**Exercise prompt:** Read through the records below and copy each line that uses the word "części".

___ Data to process

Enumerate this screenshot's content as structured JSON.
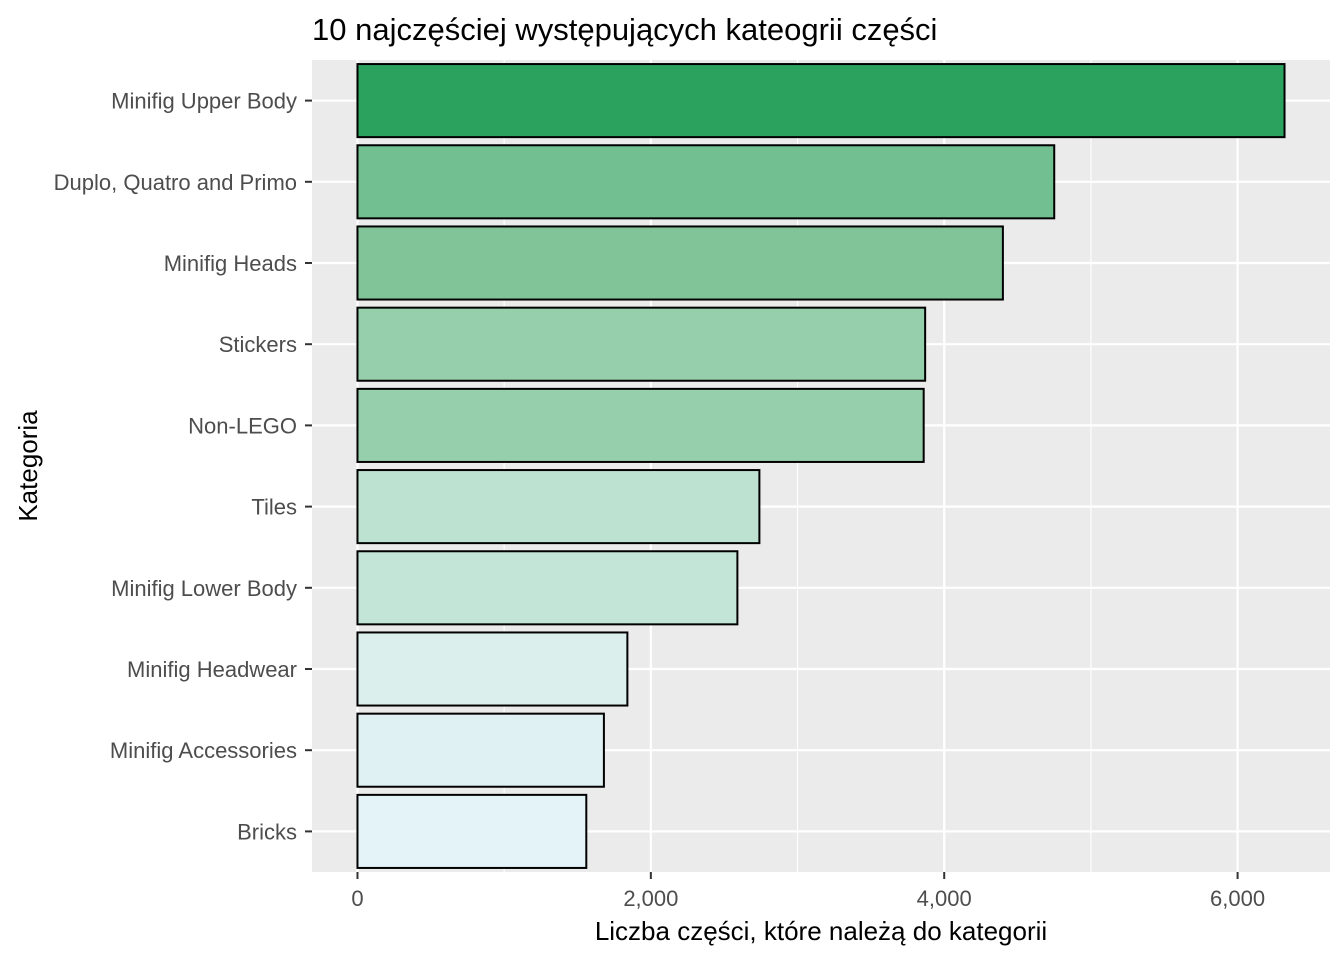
{
  "chart_data": {
    "type": "bar",
    "orientation": "horizontal",
    "title": "10 najczęściej występujących kateogrii części",
    "xlabel": "Liczba części, które należą do kategorii",
    "ylabel": "Kategoria",
    "xlim": [
      -310,
      6630
    ],
    "xticks": [
      0,
      2000,
      4000,
      6000
    ],
    "xtick_labels": [
      "0",
      "2,000",
      "4,000",
      "6,000"
    ],
    "grid": true,
    "categories": [
      "Minifig Upper Body",
      "Duplo, Quatro and Primo",
      "Minifig Heads",
      "Stickers",
      "Non-LEGO",
      "Tiles",
      "Minifig Lower Body",
      "Minifig Headwear",
      "Minifig Accessories",
      "Bricks"
    ],
    "values": [
      6320,
      4750,
      4400,
      3870,
      3860,
      2740,
      2590,
      1840,
      1680,
      1560
    ],
    "fill_colors": [
      "#2ca25f",
      "#72bf91",
      "#80c498",
      "#96cfab",
      "#96cfab",
      "#bde2d2",
      "#c2e5d7",
      "#dbefed",
      "#dff1f2",
      "#e4f3f8"
    ],
    "bar_outline_color": "#000000",
    "panel_background": "#ebebeb",
    "grid_color": "#ffffff"
  }
}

______

**Finished exercise:**
    "title": "10 najczęściej występujących kateogrii części",
    "xlabel": "Liczba części, które należą do kategorii",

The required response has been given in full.